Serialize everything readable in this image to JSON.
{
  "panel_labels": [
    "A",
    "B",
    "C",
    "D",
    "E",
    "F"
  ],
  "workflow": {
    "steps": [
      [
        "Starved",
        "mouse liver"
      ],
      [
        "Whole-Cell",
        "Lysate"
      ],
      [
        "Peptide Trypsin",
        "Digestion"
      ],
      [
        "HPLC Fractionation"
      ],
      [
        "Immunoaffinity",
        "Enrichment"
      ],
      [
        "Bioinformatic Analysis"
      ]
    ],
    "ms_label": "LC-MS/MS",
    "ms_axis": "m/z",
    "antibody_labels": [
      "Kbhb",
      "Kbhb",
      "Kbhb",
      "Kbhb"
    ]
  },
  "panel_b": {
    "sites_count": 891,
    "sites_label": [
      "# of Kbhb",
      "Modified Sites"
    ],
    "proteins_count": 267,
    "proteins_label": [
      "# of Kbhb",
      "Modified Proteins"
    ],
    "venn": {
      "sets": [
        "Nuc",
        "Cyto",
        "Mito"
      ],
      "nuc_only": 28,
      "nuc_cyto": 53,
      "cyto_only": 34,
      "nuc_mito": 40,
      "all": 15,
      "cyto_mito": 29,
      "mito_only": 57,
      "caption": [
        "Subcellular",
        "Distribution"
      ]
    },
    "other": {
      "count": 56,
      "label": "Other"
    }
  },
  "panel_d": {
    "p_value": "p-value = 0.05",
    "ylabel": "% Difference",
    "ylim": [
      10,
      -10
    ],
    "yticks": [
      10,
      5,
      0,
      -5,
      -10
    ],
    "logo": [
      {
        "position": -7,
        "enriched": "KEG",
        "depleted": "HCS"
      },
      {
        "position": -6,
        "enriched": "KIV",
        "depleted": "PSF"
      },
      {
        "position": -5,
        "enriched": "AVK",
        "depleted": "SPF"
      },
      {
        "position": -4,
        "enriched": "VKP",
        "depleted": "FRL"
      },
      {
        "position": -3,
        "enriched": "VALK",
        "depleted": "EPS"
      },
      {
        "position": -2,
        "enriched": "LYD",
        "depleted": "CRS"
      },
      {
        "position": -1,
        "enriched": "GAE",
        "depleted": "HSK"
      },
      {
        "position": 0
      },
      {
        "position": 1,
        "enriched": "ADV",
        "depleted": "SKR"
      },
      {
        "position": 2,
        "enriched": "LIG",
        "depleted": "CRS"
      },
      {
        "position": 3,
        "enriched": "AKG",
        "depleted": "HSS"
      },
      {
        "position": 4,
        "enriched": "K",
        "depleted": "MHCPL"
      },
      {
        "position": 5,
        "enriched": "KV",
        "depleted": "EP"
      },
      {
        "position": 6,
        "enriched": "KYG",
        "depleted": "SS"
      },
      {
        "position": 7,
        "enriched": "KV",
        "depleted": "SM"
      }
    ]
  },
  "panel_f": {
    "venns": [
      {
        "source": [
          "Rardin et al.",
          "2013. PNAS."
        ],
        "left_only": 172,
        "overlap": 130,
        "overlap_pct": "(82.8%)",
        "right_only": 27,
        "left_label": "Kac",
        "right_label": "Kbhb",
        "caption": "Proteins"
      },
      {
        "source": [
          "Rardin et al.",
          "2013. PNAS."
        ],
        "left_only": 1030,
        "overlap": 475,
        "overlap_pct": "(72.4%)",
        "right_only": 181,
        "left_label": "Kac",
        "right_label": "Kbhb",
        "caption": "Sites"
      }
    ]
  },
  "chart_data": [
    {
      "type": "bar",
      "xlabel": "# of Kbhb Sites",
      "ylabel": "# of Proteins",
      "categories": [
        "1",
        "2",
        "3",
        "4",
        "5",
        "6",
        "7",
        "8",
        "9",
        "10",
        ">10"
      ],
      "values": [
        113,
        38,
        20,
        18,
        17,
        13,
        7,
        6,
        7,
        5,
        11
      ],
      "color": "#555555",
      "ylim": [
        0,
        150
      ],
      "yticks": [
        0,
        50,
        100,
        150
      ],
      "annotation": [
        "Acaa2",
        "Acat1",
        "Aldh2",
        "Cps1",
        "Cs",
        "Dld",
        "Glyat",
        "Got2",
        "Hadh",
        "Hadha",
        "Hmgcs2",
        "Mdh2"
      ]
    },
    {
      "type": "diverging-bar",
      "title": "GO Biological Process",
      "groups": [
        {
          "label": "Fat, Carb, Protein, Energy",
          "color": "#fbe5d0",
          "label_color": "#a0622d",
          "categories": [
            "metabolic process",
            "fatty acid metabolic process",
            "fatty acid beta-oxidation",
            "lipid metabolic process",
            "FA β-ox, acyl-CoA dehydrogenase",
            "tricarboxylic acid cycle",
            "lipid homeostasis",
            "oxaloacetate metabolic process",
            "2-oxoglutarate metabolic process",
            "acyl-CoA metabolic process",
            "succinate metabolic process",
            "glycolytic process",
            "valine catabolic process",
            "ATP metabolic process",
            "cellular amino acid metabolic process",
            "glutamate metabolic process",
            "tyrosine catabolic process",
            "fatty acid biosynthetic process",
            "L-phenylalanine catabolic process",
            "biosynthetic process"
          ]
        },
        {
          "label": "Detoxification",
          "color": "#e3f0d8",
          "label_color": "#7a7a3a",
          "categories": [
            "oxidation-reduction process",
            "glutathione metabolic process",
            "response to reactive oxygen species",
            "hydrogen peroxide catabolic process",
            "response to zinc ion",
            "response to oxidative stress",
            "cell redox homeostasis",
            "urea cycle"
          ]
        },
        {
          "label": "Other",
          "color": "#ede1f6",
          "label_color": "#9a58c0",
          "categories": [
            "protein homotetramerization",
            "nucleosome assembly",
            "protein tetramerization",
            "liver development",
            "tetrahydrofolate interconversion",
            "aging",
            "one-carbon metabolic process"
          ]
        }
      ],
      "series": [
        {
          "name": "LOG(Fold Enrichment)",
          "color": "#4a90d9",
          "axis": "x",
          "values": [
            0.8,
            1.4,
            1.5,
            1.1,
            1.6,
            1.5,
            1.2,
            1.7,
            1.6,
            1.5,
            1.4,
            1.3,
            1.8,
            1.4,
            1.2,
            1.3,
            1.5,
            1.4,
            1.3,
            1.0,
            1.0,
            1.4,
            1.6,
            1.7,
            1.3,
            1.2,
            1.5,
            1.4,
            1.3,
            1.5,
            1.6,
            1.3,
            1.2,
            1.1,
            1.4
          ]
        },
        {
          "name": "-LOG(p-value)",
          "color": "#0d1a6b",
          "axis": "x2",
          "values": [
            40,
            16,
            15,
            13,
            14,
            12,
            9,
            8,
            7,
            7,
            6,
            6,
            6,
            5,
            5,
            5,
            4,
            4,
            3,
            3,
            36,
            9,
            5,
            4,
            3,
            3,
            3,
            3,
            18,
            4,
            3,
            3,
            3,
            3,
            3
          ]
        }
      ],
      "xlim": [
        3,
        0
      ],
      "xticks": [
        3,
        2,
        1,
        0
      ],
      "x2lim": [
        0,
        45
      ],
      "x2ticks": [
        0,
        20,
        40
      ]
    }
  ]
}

....................

WHAT YOU HAVE TO DO ▸
Whenever a line in the entries holds the word "homeostasis", copy that line.

PROBLEM SOLUTION ▸
            "lipid homeostasis",
            "cell redox homeostasis",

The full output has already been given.